__Task to complete__. Write out each line beneath this one exactly as it reads.

__Extracted data__.
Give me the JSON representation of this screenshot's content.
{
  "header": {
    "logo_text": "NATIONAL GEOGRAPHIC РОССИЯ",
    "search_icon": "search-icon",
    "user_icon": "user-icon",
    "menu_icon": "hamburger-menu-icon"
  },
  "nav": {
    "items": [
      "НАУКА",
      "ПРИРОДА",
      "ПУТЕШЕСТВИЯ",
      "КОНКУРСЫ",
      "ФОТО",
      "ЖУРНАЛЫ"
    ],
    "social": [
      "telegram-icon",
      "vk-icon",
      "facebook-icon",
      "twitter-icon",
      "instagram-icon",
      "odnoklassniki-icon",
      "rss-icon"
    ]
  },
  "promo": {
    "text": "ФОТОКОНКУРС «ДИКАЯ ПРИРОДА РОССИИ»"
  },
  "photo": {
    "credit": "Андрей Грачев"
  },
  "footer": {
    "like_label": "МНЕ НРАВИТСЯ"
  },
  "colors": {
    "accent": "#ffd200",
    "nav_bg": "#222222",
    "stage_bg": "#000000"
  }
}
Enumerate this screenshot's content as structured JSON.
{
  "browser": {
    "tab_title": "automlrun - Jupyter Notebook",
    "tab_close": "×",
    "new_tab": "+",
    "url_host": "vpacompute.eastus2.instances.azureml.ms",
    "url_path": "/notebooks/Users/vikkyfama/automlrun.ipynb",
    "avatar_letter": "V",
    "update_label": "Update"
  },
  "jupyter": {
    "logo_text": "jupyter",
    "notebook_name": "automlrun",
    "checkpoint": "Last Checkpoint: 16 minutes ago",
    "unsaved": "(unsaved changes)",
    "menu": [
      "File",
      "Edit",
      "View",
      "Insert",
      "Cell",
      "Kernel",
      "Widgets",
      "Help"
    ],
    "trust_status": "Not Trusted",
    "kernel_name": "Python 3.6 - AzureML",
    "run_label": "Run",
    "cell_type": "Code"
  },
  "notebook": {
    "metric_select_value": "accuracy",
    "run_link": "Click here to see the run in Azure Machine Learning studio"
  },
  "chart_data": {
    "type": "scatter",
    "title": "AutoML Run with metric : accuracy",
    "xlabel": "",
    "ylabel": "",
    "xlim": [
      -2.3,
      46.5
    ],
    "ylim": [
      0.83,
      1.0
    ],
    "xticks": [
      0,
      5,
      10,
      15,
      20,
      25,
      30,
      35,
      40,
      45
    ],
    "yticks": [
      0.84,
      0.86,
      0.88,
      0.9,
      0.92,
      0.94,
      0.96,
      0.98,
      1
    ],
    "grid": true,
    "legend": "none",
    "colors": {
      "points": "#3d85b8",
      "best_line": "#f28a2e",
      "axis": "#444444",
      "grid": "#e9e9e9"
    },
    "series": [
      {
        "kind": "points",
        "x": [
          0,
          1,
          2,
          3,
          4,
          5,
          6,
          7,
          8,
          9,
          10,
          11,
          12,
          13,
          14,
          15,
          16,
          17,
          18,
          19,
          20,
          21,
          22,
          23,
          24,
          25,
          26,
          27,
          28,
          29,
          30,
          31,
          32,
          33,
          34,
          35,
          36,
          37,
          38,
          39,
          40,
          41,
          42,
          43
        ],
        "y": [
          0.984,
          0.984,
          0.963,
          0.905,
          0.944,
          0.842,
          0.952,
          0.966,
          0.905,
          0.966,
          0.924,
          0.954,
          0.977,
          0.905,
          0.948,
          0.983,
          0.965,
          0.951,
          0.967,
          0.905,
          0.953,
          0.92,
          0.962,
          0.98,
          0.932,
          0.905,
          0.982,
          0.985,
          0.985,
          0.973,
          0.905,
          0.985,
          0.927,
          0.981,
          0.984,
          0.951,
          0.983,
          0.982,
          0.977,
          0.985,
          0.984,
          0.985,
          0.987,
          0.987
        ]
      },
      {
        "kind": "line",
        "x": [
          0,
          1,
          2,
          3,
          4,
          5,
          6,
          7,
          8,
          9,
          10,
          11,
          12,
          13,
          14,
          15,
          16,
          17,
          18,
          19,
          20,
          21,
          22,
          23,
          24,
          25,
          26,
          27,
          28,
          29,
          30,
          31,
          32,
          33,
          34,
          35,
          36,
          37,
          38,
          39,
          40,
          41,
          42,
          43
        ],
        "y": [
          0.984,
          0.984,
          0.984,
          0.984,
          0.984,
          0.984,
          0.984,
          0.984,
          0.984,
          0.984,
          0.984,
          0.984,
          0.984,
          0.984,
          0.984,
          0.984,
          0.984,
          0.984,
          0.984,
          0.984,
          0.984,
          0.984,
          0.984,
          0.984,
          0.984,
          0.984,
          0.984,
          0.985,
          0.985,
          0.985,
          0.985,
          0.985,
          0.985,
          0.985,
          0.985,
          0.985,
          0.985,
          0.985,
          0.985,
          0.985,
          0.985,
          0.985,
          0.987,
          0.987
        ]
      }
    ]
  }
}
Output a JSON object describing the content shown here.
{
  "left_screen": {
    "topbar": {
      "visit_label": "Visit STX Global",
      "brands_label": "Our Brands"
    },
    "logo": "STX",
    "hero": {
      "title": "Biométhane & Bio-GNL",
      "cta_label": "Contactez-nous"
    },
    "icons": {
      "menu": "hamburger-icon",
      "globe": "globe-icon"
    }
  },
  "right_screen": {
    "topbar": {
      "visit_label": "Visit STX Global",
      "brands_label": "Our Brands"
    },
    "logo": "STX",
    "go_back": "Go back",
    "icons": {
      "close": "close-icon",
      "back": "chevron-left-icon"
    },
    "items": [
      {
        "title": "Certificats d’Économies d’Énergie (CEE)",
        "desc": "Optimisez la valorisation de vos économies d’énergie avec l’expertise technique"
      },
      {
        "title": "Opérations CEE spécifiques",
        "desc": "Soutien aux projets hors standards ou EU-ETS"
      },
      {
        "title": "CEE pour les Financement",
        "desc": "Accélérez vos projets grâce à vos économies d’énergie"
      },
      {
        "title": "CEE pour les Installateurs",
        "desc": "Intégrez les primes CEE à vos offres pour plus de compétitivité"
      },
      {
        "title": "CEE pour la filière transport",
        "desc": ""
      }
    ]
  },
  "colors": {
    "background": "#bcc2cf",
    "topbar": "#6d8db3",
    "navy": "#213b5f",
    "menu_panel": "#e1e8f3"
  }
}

__Task answer__.
Give me the JSON representation of this screenshot's content.
{
  "header": {
    "logo_text": "NATIONAL GEOGRAPHIC РОССИЯ",
    "search_icon": "search-icon",
    "user_icon": "user-icon",
    "menu_icon": "hamburger-menu-icon"
  },
  "nav": {
    "items": [
      "НАУКА",
      "ПРИРОДА",
      "ПУТЕШЕСТВИЯ",
      "КОНКУРСЫ",
      "ФОТО",
      "ЖУРНАЛЫ"
    ],
    "social": [
      "telegram-icon",
      "vk-icon",
      "facebook-icon",
      "twitter-icon",
      "instagram-icon",
      "odnoklassniki-icon",
      "rss-icon"
    ]
  },
  "promo": {
    "text": "ФОТОКОНКУРС «ДИКАЯ ПРИРОДА РОССИИ»"
  },
  "photo": {
    "credit": "Андрей Грачев"
  },
  "footer": {
    "like_label": "МНЕ НРАВИТСЯ"
  },
  "colors": {
    "accent": "#ffd200",
    "nav_bg": "#222222",
    "stage_bg": "#000000"
  }
}
Enumerate this screenshot's content as structured JSON.
{
  "browser": {
    "tab_title": "automlrun - Jupyter Notebook",
    "tab_close": "×",
    "new_tab": "+",
    "url_host": "vpacompute.eastus2.instances.azureml.ms",
    "url_path": "/notebooks/Users/vikkyfama/automlrun.ipynb",
    "avatar_letter": "V",
    "update_label": "Update"
  },
  "jupyter": {
    "logo_text": "jupyter",
    "notebook_name": "automlrun",
    "checkpoint": "Last Checkpoint: 16 minutes ago",
    "unsaved": "(unsaved changes)",
    "menu": [
      "File",
      "Edit",
      "View",
      "Insert",
      "Cell",
      "Kernel",
      "Widgets",
      "Help"
    ],
    "trust_status": "Not Trusted",
    "kernel_name": "Python 3.6 - AzureML",
    "run_label": "Run",
    "cell_type": "Code"
  },
  "notebook": {
    "metric_select_value": "accuracy",
    "run_link": "Click here to see the run in Azure Machine Learning studio"
  },
  "chart_data": {
    "type": "scatter",
    "title": "AutoML Run with metric : accuracy",
    "xlabel": "",
    "ylabel": "",
    "xlim": [
      -2.3,
      46.5
    ],
    "ylim": [
      0.83,
      1.0
    ],
    "xticks": [
      0,
      5,
      10,
      15,
      20,
      25,
      30,
      35,
      40,
      45
    ],
    "yticks": [
      0.84,
      0.86,
      0.88,
      0.9,
      0.92,
      0.94,
      0.96,
      0.98,
      1
    ],
    "grid": true,
    "legend": "none",
    "colors": {
      "points": "#3d85b8",
      "best_line": "#f28a2e",
      "axis": "#444444",
      "grid": "#e9e9e9"
    },
    "series": [
      {
        "kind": "points",
        "x": [
          0,
          1,
          2,
          3,
          4,
          5,
          6,
          7,
          8,
          9,
          10,
          11,
          12,
          13,
          14,
          15,
          16,
          17,
          18,
          19,
          20,
          21,
          22,
          23,
          24,
          25,
          26,
          27,
          28,
          29,
          30,
          31,
          32,
          33,
          34,
          35,
          36,
          37,
          38,
          39,
          40,
          41,
          42,
          43
        ],
        "y": [
          0.984,
          0.984,
          0.963,
          0.905,
          0.944,
          0.842,
          0.952,
          0.966,
          0.905,
          0.966,
          0.924,
          0.954,
          0.977,
          0.905,
          0.948,
          0.983,
          0.965,
          0.951,
          0.967,
          0.905,
          0.953,
          0.92,
          0.962,
          0.98,
          0.932,
          0.905,
          0.982,
          0.985,
          0.985,
          0.973,
          0.905,
          0.985,
          0.927,
          0.981,
          0.984,
          0.951,
          0.983,
          0.982,
          0.977,
          0.985,
          0.984,
          0.985,
          0.987,
          0.987
        ]
      },
      {
        "kind": "line",
        "x": [
          0,
          1,
          2,
          3,
          4,
          5,
          6,
          7,
          8,
          9,
          10,
          11,
          12,
          13,
          14,
          15,
          16,
          17,
          18,
          19,
          20,
          21,
          22,
          23,
          24,
          25,
          26,
          27,
          28,
          29,
          30,
          31,
          32,
          33,
          34,
          35,
          36,
          37,
          38,
          39,
          40,
          41,
          42,
          43
        ],
        "y": [
          0.984,
          0.984,
          0.984,
          0.984,
          0.984,
          0.984,
          0.984,
          0.984,
          0.984,
          0.984,
          0.984,
          0.984,
          0.984,
          0.984,
          0.984,
          0.984,
          0.984,
          0.984,
          0.984,
          0.984,
          0.984,
          0.984,
          0.984,
          0.984,
          0.984,
          0.984,
          0.984,
          0.985,
          0.985,
          0.985,
          0.985,
          0.985,
          0.985,
          0.985,
          0.985,
          0.985,
          0.985,
          0.985,
          0.985,
          0.985,
          0.985,
          0.985,
          0.987,
          0.987
        ]
      }
    ]
  }
}
Output a JSON object describing the content shown here.
{
  "left_screen": {
    "topbar": {
      "visit_label": "Visit STX Global",
      "brands_label": "Our Brands"
    },
    "logo": "STX",
    "hero": {
      "title": "Biométhane & Bio-GNL",
      "cta_label": "Contactez-nous"
    },
    "icons": {
      "menu": "hamburger-icon",
      "globe": "globe-icon"
    }
  },
  "right_screen": {
    "topbar": {
      "visit_label": "Visit STX Global",
      "brands_label": "Our Brands"
    },
    "logo": "STX",
    "go_back": "Go back",
    "icons": {
      "close": "close-icon",
      "back": "chevron-left-icon"
    },
    "items": [
      {
        "title": "Certificats d’Économies d’Énergie (CEE)",
        "desc": "Optimisez la valorisation de vos économies d’énergie avec l’expertise technique"
      },
      {
        "title": "Opérations CEE spécifiques",
        "desc": "Soutien aux projets hors standards ou EU-ETS"
      },
      {
        "title": "CEE pour les Financement",
        "desc": "Accélérez vos projets grâce à vos économies d’énergie"
      },
      {
        "title": "CEE pour les Installateurs",
        "desc": "Intégrez les primes CEE à vos offres pour plus de compétitivité"
      },
      {
        "title": "CEE pour la filière transport",
        "desc": ""
      }
    ]
  },
  "colors": {
    "background": "#bcc2cf",
    "topbar": "#6d8db3",
    "navy": "#213b5f",
    "menu_panel": "#e1e8f3"
  }
}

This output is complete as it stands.